◆ Supplied material ◆
* begin *

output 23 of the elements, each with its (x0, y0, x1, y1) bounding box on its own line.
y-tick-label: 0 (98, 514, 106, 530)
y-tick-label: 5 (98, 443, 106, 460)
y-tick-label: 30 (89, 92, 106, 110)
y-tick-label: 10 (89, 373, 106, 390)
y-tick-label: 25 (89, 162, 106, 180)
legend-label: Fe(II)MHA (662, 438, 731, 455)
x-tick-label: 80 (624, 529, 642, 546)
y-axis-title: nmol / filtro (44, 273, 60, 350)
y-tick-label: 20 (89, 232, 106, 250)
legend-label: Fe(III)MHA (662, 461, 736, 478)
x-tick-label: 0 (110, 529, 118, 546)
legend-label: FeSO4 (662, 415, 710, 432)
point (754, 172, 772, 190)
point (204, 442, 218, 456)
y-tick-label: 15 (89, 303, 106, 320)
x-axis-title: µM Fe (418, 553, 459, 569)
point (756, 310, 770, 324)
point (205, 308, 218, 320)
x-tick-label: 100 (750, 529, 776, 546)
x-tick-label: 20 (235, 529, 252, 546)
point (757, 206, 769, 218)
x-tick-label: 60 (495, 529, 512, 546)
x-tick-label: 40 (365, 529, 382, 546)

* end *
* begin *

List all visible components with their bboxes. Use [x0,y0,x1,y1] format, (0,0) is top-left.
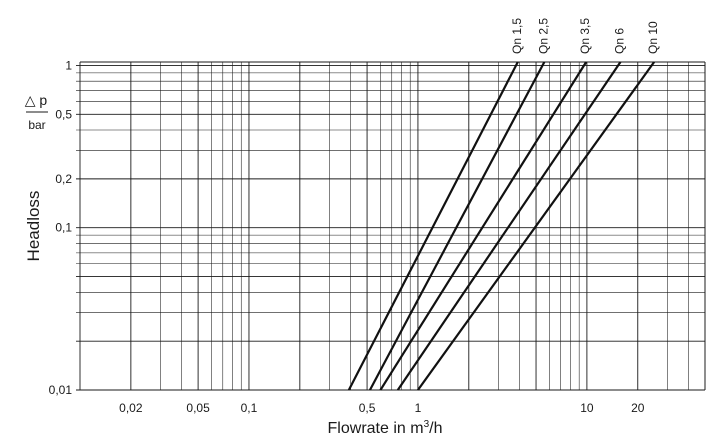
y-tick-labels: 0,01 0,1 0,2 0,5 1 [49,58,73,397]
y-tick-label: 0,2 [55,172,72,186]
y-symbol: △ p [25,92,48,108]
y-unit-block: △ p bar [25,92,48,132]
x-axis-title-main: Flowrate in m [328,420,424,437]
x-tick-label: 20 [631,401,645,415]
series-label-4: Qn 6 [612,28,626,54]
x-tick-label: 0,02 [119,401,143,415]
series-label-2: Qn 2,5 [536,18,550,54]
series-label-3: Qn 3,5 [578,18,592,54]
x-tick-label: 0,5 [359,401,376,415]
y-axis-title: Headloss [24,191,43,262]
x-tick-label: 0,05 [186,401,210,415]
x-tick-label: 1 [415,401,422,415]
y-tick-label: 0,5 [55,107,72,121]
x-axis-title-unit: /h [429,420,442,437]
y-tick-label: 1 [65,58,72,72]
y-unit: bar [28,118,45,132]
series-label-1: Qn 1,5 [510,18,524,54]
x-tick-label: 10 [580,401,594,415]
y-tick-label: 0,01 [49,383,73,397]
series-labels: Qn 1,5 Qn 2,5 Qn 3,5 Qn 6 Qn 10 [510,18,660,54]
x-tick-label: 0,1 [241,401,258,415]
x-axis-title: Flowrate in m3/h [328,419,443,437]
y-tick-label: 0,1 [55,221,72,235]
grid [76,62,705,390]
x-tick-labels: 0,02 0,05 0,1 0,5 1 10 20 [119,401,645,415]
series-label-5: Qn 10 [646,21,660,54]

* end *
* begin *

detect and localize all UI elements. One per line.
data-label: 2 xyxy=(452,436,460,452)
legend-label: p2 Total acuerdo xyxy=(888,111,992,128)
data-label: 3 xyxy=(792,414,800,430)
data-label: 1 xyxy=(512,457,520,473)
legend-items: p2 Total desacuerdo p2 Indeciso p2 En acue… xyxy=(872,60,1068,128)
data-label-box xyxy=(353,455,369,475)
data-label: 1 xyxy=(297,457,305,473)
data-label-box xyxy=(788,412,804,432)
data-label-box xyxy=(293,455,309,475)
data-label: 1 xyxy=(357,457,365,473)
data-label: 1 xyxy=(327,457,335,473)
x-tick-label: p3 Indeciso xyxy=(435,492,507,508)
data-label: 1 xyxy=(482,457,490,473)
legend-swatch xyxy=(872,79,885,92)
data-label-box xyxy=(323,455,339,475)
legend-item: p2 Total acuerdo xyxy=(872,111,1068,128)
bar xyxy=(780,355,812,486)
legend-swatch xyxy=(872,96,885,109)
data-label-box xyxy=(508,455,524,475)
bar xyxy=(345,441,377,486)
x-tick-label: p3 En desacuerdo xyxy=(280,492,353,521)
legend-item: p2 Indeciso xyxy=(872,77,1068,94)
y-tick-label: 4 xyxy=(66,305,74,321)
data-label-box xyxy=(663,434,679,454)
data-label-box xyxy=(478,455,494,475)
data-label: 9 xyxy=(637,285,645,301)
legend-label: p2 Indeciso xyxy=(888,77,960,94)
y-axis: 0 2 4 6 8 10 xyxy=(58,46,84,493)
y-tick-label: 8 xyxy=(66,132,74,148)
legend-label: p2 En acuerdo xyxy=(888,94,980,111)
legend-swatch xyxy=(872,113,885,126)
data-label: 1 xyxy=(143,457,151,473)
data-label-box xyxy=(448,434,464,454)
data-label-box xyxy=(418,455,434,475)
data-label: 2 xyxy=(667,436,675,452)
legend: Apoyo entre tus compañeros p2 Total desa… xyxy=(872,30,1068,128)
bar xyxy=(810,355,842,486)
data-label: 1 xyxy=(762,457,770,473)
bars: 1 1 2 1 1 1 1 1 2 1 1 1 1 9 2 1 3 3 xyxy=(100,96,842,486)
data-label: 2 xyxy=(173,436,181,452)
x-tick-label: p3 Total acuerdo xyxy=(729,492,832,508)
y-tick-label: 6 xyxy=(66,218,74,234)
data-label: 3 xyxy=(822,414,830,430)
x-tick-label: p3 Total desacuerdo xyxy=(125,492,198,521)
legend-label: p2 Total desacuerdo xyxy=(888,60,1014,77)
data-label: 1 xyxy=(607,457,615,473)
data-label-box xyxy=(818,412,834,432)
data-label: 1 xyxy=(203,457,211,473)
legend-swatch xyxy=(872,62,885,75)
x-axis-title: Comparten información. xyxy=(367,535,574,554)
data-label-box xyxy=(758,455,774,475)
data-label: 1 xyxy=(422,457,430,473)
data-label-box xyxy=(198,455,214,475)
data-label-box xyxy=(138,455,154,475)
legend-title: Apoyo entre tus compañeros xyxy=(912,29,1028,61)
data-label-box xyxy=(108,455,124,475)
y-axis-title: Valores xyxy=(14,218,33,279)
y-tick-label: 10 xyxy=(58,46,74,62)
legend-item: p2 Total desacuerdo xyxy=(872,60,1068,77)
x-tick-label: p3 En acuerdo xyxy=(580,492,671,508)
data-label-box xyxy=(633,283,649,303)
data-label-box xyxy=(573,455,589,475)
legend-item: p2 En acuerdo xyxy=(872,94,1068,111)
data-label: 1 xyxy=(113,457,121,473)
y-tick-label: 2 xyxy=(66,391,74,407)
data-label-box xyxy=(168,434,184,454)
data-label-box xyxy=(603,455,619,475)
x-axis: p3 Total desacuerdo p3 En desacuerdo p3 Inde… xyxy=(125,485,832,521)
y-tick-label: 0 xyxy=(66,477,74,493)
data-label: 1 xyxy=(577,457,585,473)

* end *

Quote every line from the one containing "output 23 of" down to the one containing "y-tick-label: 25 (89, 162, 106, 180)", both included.

output 23 of the elements, each with its (x0, y0, x1, y1) bounding box on its own line.
y-tick-label: 0 (98, 514, 106, 530)
y-tick-label: 5 (98, 443, 106, 460)
y-tick-label: 30 (89, 92, 106, 110)
y-tick-label: 10 (89, 373, 106, 390)
y-tick-label: 25 (89, 162, 106, 180)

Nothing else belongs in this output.